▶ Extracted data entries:
● ● ● ● ● ● ●

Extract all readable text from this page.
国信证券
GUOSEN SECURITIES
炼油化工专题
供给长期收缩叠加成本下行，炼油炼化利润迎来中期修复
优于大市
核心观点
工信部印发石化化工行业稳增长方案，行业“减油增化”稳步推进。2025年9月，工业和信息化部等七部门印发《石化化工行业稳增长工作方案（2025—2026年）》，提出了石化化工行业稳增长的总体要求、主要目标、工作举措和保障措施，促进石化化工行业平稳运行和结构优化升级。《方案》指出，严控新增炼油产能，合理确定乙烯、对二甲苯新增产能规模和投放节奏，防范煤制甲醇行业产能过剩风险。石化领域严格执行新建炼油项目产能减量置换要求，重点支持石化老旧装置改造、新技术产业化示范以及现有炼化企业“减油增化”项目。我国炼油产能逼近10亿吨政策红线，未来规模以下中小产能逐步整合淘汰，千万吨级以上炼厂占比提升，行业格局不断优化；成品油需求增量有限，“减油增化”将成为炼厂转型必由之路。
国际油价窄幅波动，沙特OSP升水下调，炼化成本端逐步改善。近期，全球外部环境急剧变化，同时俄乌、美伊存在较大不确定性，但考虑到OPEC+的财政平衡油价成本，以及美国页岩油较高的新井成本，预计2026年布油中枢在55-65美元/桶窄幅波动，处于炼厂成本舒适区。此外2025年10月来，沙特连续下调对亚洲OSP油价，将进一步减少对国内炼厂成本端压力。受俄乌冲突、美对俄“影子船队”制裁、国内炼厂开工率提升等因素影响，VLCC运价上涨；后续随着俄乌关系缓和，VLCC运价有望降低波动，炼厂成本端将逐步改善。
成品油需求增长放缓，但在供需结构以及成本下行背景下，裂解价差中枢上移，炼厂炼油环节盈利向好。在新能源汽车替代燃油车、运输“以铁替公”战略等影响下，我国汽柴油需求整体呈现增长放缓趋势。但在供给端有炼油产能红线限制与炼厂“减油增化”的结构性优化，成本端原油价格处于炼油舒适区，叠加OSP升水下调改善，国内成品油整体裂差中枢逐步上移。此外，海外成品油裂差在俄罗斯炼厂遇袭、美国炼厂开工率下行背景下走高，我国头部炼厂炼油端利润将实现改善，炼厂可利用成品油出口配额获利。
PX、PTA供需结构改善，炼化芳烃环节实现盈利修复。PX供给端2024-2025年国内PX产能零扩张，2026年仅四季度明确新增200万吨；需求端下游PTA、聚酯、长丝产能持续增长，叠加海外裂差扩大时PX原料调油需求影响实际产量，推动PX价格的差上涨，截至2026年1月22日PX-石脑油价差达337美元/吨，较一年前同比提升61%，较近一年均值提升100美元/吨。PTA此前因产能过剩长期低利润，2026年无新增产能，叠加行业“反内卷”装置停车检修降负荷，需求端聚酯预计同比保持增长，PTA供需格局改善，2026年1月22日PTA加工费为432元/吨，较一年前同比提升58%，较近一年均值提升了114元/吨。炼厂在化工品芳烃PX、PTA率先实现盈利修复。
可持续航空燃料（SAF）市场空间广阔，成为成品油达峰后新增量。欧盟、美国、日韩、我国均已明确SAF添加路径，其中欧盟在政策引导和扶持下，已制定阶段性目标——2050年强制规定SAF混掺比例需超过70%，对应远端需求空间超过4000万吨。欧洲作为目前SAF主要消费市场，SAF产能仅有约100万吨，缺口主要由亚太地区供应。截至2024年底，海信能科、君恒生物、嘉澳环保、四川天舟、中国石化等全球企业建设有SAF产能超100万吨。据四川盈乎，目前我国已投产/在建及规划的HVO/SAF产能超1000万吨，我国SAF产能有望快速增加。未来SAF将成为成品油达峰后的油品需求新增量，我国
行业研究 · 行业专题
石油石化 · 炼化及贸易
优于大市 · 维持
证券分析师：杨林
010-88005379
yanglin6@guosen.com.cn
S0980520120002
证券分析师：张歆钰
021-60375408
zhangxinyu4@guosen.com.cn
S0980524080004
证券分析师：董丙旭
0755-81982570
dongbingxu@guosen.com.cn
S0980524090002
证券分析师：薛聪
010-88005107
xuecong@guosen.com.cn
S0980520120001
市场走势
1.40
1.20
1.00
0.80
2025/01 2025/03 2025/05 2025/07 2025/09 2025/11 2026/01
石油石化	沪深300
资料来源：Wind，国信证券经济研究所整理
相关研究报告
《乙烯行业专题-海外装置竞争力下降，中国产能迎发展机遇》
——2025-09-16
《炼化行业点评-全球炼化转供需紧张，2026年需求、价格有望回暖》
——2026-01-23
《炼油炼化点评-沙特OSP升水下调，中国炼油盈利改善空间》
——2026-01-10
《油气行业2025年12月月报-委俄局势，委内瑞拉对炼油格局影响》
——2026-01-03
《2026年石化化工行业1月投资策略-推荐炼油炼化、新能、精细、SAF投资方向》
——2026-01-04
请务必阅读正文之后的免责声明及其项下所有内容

● ● ● ● ● ● ●

▶ Stated task: Print all of the entries again, exactly as written.

▶ Exercise solution:
Extract all readable text from this page.
国信证券
GUOSEN SECURITIES
炼油化工专题
供给长期收缩叠加成本下行，炼油炼化利润迎来中期修复
优于大市
核心观点
工信部印发石化化工行业稳增长方案，行业“减油增化”稳步推进。2025年9月，工业和信息化部等七部门印发《石化化工行业稳增长工作方案（2025—2026年）》，提出了石化化工行业稳增长的总体要求、主要目标、工作举措和保障措施，促进石化化工行业平稳运行和结构优化升级。《方案》指出，严控新增炼油产能，合理确定乙烯、对二甲苯新增产能规模和投放节奏，防范煤制甲醇行业产能过剩风险。石化领域严格执行新建炼油项目产能减量置换要求，重点支持石化老旧装置改造、新技术产业化示范以及现有炼化企业“减油增化”项目。我国炼油产能逼近10亿吨政策红线，未来规模以下中小产能逐步整合淘汰，千万吨级以上炼厂占比提升，行业格局不断优化；成品油需求增量有限，“减油增化”将成为炼厂转型必由之路。
国际油价窄幅波动，沙特OSP升水下调，炼化成本端逐步改善。近期，全球外部环境急剧变化，同时俄乌、美伊存在较大不确定性，但考虑到OPEC+的财政平衡油价成本，以及美国页岩油较高的新井成本，预计2026年布油中枢在55-65美元/桶窄幅波动，处于炼厂成本舒适区。此外2025年10月来，沙特连续下调对亚洲OSP油价，将进一步减少对国内炼厂成本端压力。受俄乌冲突、美对俄“影子船队”制裁、国内炼厂开工率提升等因素影响，VLCC运价上涨；后续随着俄乌关系缓和，VLCC运价有望降低波动，炼厂成本端将逐步改善。
成品油需求增长放缓，但在供需结构以及成本下行背景下，裂解价差中枢上移，炼厂炼油环节盈利向好。在新能源汽车替代燃油车、运输“以铁替公”战略等影响下，我国汽柴油需求整体呈现增长放缓趋势。但在供给端有炼油产能红线限制与炼厂“减油增化”的结构性优化，成本端原油价格处于炼油舒适区，叠加OSP升水下调改善，国内成品油整体裂差中枢逐步上移。此外，海外成品油裂差在俄罗斯炼厂遇袭、美国炼厂开工率下行背景下走高，我国头部炼厂炼油端利润将实现改善，炼厂可利用成品油出口配额获利。
PX、PTA供需结构改善，炼化芳烃环节实现盈利修复。PX供给端2024-2025年国内PX产能零扩张，2026年仅四季度明确新增200万吨；需求端下游PTA、聚酯、长丝产能持续增长，叠加海外裂差扩大时PX原料调油需求影响实际产量，推动PX价格的差上涨，截至2026年1月22日PX-石脑油价差达337美元/吨，较一年前同比提升61%，较近一年均值提升100美元/吨。PTA此前因产能过剩长期低利润，2026年无新增产能，叠加行业“反内卷”装置停车检修降负荷，需求端聚酯预计同比保持增长，PTA供需格局改善，2026年1月22日PTA加工费为432元/吨，较一年前同比提升58%，较近一年均值提升了114元/吨。炼厂在化工品芳烃PX、PTA率先实现盈利修复。
可持续航空燃料（SAF）市场空间广阔，成为成品油达峰后新增量。欧盟、美国、日韩、我国均已明确SAF添加路径，其中欧盟在政策引导和扶持下，已制定阶段性目标——2050年强制规定SAF混掺比例需超过70%，对应远端需求空间超过4000万吨。欧洲作为目前SAF主要消费市场，SAF产能仅有约100万吨，缺口主要由亚太地区供应。截至2024年底，海信能科、君恒生物、嘉澳环保、四川天舟、中国石化等全球企业建设有SAF产能超100万吨。据四川盈乎，目前我国已投产/在建及规划的HVO/SAF产能超1000万吨，我国SAF产能有望快速增加。未来SAF将成为成品油达峰后的油品需求新增量，我国
行业研究 · 行业专题
石油石化 · 炼化及贸易
优于大市 · 维持
证券分析师：杨林
010-88005379
yanglin6@guosen.com.cn
S0980520120002
证券分析师：张歆钰
021-60375408
zhangxinyu4@guosen.com.cn
S0980524080004
证券分析师：董丙旭
0755-81982570
dongbingxu@guosen.com.cn
S0980524090002
证券分析师：薛聪
010-88005107
xuecong@guosen.com.cn
S0980520120001
市场走势
1.40
1.20
1.00
0.80
2025/01 2025/03 2025/05 2025/07 2025/09 2025/11 2026/01
石油石化	沪深300
资料来源：Wind，国信证券经济研究所整理
相关研究报告
《乙烯行业专题-海外装置竞争力下降，中国产能迎发展机遇》
——2025-09-16
《炼化行业点评-全球炼化转供需紧张，2026年需求、价格有望回暖》
——2026-01-23
《炼油炼化点评-沙特OSP升水下调，中国炼油盈利改善空间》
——2026-01-10
《油气行业2025年12月月报-委俄局势，委内瑞拉对炼油格局影响》
——2026-01-03
《2026年石化化工行业1月投资策略-推荐炼油炼化、新能、精细、SAF投资方向》
——2026-01-04
请务必阅读正文之后的免责声明及其项下所有内容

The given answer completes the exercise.